**Instruction**
Scan the entries below for the word "Statement". Copy each line that has it.

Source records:
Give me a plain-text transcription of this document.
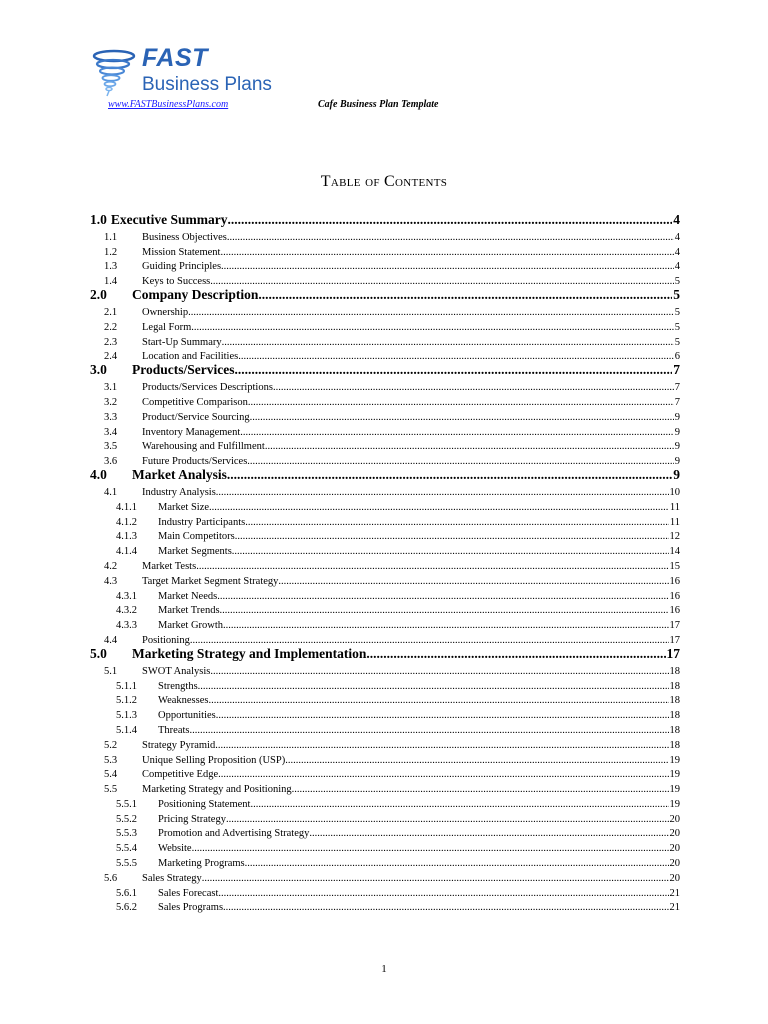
FAST
Business Plans
www.FASTBusinessPlans.com	Cafe Business Plan Template
Table of Contents
1.0 Executive Summary .....	4
1.1	Business Objectives .....	4
1.2	Mission Statement .....	4
1.3	Guiding Principles .....	4
1.4	Keys to Success .....	5
2.0	Company Description .....	5
2.1	Ownership .....	5
2.2	Legal Form .....	5
2.3	Start-Up Summary .....	5
2.4	Location and Facilities .....	6
3.0	Products/Services .....	7
3.1	Products/Services Descriptions .....	7
3.2	Competitive Comparison .....	7
3.3	Product/Service Sourcing .....	9
3.4	Inventory Management .....	9
3.5	Warehousing and Fulfillment .....	9
3.6	Future Products/Services .....	9
4.0	Market Analysis .....	9
4.1	Industry Analysis .....	10
4.1.1	Market Size .....	11
4.1.2	Industry Participants .....	11
4.1.3	Main Competitors .....	12
4.1.4	Market Segments .....	14
4.2	Market Tests .....	15
4.3	Target Market Segment Strategy .....	16
4.3.1	Market Needs .....	16
4.3.2	Market Trends .....	16
4.3.3	Market Growth .....	17
4.4	Positioning .....	17
5.0	Marketing Strategy and Implementation .....	17
5.1	SWOT Analysis .....	18
5.1.1	Strengths .....	18
5.1.2	Weaknesses .....	18
5.1.3	Opportunities .....	18
5.1.4	Threats .....	18
5.2	Strategy Pyramid .....	18
5.3	Unique Selling Proposition (USP) .....	19
5.4	Competitive Edge .....	19
5.5	Marketing Strategy and Positioning .....	19
5.5.1	Positioning Statement .....	19
5.5.2	Pricing Strategy .....	20
5.5.3	Promotion and Advertising Strategy .....	20
5.5.4	Website .....	20
5.5.5	Marketing Programs .....	20
5.6	Sales Strategy .....	20
5.6.1	Sales Forecast .....	21
5.6.2	Sales Programs .....	21
1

**Result**
1.2	Mission Statement .....	4
5.5.1	Positioning Statement .....	19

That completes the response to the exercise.